Set problem:
Across the listing below, how many lines hold "cindymariatahitoe"? Reply with the number by itself.

─── Record extracts ───

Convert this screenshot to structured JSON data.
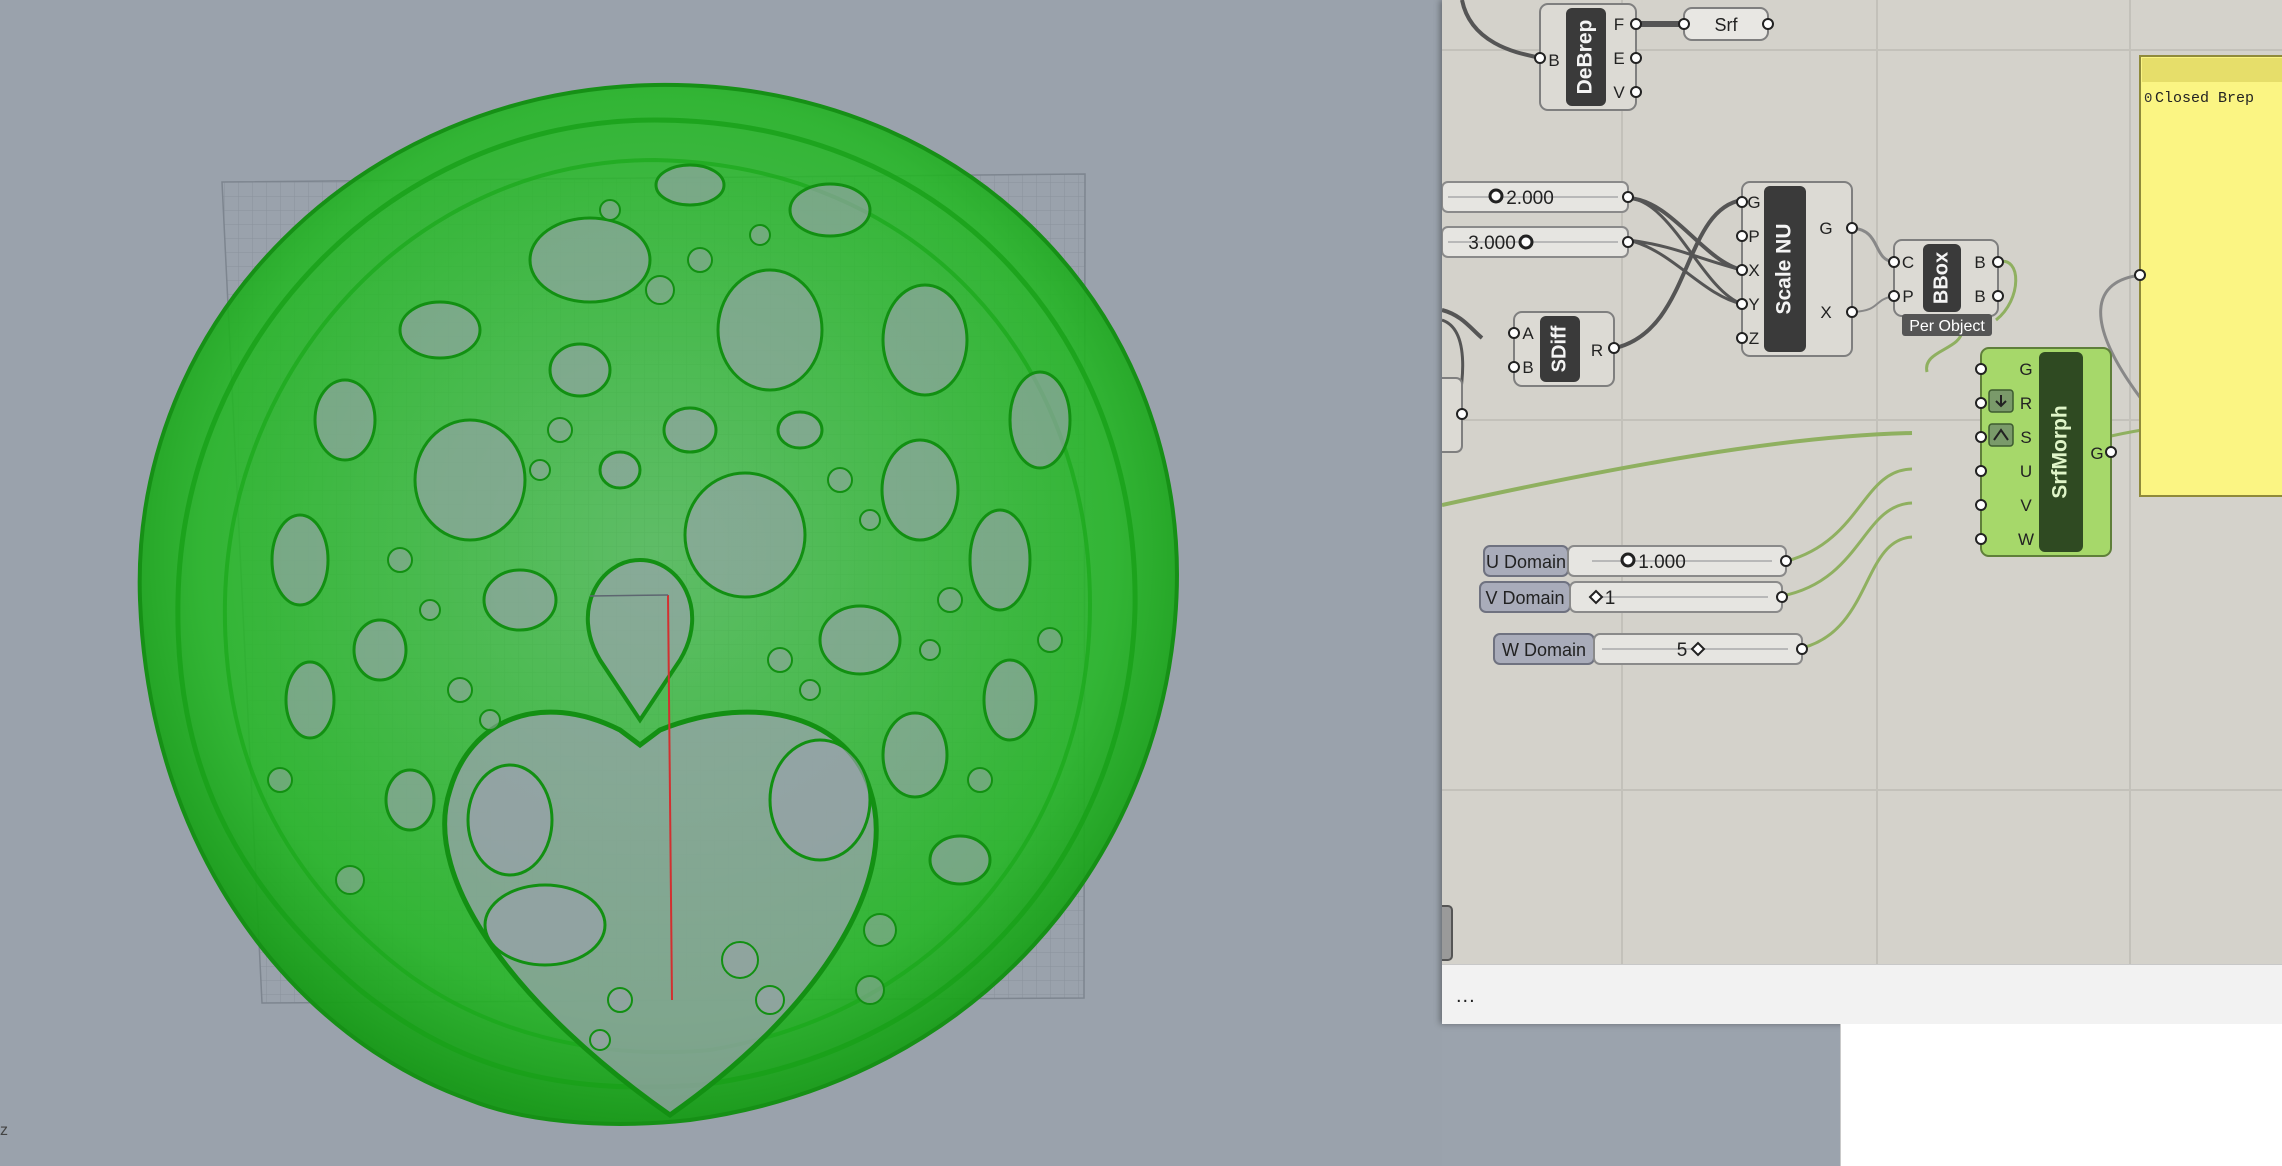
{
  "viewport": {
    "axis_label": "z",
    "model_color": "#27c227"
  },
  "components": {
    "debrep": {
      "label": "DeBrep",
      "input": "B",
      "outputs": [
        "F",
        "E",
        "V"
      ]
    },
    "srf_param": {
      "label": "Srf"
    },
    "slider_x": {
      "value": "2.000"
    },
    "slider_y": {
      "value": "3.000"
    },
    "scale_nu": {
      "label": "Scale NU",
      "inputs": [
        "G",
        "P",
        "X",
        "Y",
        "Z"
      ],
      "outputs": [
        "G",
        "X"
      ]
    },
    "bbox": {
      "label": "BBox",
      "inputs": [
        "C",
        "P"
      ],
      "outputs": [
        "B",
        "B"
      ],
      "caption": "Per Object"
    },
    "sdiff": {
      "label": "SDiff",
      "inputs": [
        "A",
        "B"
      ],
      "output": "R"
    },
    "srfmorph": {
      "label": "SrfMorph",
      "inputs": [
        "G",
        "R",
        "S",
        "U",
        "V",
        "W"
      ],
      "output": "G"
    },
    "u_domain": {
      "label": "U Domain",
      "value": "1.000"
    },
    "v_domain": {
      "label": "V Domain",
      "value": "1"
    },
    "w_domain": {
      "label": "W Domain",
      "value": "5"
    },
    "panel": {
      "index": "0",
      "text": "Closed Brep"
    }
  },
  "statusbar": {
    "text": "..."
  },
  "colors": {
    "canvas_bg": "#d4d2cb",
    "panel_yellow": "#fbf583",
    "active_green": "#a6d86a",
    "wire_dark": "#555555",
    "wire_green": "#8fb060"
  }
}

───
─── Record extracts ───

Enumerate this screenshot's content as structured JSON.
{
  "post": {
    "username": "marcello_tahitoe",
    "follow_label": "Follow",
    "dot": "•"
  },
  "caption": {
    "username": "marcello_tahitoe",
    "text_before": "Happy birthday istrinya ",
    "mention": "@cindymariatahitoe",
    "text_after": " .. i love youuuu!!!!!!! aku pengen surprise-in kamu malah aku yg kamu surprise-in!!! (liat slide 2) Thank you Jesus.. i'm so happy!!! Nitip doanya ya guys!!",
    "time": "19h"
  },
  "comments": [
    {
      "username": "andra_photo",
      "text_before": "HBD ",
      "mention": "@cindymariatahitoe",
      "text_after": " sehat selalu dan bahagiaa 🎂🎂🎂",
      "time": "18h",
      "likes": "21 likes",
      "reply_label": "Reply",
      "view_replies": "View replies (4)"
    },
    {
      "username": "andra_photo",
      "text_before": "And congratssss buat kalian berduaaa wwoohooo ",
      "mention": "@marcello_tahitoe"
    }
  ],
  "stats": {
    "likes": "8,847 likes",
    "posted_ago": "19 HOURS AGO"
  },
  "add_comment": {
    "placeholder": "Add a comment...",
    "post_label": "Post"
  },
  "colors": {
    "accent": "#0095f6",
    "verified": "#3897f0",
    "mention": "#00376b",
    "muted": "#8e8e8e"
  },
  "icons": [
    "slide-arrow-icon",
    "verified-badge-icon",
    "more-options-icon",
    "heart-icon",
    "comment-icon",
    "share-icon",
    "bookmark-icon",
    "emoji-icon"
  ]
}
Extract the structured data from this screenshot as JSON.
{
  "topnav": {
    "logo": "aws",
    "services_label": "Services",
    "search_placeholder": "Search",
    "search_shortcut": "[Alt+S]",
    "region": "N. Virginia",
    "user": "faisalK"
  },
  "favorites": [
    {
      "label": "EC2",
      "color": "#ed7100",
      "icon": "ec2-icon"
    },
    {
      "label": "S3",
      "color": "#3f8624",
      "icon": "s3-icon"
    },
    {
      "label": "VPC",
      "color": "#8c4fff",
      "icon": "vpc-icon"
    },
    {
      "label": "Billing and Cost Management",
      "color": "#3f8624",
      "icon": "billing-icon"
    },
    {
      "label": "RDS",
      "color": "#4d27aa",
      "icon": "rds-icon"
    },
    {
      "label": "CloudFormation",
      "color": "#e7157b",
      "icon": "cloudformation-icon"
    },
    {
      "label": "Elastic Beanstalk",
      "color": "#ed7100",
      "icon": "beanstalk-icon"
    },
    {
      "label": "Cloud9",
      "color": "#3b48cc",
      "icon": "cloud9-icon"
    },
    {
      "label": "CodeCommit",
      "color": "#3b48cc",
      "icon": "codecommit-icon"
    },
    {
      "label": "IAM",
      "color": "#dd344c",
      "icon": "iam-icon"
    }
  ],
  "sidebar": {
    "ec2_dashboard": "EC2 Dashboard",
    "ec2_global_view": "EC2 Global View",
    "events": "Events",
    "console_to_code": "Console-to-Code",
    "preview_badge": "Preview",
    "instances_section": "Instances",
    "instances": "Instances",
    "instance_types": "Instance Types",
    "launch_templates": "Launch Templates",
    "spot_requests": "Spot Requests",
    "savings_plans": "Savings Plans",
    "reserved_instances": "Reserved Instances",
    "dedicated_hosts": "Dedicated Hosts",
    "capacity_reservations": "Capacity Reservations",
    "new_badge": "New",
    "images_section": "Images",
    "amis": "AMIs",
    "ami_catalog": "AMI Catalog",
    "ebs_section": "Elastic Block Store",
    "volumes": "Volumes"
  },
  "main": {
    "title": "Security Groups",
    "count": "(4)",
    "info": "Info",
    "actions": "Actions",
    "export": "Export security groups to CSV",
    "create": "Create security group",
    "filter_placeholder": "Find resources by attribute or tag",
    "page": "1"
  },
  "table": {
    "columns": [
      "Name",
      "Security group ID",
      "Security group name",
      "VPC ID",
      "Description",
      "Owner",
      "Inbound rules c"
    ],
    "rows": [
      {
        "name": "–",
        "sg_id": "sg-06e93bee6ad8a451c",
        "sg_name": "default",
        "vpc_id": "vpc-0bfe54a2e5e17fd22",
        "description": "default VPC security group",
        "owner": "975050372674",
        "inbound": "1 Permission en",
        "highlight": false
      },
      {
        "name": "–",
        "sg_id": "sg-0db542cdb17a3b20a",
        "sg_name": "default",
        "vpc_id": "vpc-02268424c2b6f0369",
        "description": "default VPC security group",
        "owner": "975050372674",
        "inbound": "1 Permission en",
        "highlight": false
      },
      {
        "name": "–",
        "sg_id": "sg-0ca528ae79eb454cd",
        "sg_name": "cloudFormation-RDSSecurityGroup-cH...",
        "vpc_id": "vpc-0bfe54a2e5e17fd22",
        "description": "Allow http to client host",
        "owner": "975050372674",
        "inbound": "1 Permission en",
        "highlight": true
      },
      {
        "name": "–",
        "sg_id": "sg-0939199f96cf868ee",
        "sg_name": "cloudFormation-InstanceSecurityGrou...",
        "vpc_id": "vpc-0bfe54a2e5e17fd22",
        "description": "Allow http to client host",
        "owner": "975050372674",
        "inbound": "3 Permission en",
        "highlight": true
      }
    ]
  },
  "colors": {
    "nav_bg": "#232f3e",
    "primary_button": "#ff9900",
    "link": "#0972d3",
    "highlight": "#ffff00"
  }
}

───

Problem solution:
2